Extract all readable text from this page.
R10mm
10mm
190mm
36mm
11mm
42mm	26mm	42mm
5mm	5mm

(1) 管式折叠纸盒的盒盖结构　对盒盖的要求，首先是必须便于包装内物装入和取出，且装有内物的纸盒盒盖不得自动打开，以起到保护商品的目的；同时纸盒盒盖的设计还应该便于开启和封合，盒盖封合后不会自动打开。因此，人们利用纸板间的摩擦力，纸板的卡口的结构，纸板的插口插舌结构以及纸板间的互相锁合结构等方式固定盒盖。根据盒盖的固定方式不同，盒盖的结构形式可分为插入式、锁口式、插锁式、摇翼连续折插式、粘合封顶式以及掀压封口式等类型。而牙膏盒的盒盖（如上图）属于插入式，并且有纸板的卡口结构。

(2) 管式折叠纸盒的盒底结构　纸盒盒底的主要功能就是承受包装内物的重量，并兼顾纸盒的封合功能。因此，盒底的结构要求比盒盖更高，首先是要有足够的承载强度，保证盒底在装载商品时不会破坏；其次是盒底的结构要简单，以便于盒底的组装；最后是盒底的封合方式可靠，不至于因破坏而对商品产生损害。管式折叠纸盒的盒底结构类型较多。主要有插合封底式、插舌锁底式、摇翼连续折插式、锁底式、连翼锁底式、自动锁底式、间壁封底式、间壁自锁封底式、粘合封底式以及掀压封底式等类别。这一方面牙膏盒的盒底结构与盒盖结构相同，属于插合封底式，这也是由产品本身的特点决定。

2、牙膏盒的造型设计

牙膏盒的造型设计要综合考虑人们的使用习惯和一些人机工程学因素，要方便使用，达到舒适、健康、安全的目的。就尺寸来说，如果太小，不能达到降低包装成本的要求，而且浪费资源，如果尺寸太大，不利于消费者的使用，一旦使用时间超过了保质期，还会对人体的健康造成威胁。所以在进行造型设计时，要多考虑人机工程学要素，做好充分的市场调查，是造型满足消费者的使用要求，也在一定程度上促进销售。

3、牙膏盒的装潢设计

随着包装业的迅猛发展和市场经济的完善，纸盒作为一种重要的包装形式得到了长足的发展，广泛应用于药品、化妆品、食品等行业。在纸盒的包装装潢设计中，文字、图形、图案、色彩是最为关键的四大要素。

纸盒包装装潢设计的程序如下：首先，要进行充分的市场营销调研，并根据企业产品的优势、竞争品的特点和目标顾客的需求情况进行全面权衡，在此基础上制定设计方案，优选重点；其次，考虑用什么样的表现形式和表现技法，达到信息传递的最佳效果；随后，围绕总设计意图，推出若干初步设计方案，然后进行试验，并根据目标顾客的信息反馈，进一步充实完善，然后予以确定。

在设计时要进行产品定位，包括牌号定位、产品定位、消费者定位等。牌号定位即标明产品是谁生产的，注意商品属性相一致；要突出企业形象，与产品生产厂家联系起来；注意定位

■ ■ ■ ■ ■ ■ ■

▶ _Exercise_
Check each line of the records for the word "摇翼连续折插式", and show the lines that contain it.

▶ _Worked answer_
(1) 管式折叠纸盒的盒盖结构　对盒盖的要求，首先是必须便于包装内物装入和取出，且装有内物的纸盒盒盖不得自动打开，以起到保护商品的目的；同时纸盒盒盖的设计还应该便于开启和封合，盒盖封合后不会自动打开。因此，人们利用纸板间的摩擦力，纸板的卡口的结构，纸板的插口插舌结构以及纸板间的互相锁合结构等方式固定盒盖。根据盒盖的固定方式不同，盒盖的结构形式可分为插入式、锁口式、插锁式、摇翼连续折插式、粘合封顶式以及掀压封口式等类型。而牙膏盒的盒盖（如上图）属于插入式，并且有纸板的卡口结构。
(2) 管式折叠纸盒的盒底结构　纸盒盒底的主要功能就是承受包装内物的重量，并兼顾纸盒的封合功能。因此，盒底的结构要求比盒盖更高，首先是要有足够的承载强度，保证盒底在装载商品时不会破坏；其次是盒底的结构要简单，以便于盒底的组装；最后是盒底的封合方式可靠，不至于因破坏而对商品产生损害。管式折叠纸盒的盒底结构类型较多。主要有插合封底式、插舌锁底式、摇翼连续折插式、锁底式、连翼锁底式、自动锁底式、间壁封底式、间壁自锁封底式、粘合封底式以及掀压封底式等类别。这一方面牙膏盒的盒底结构与盒盖结构相同，属于插合封底式，这也是由产品本身的特点决定。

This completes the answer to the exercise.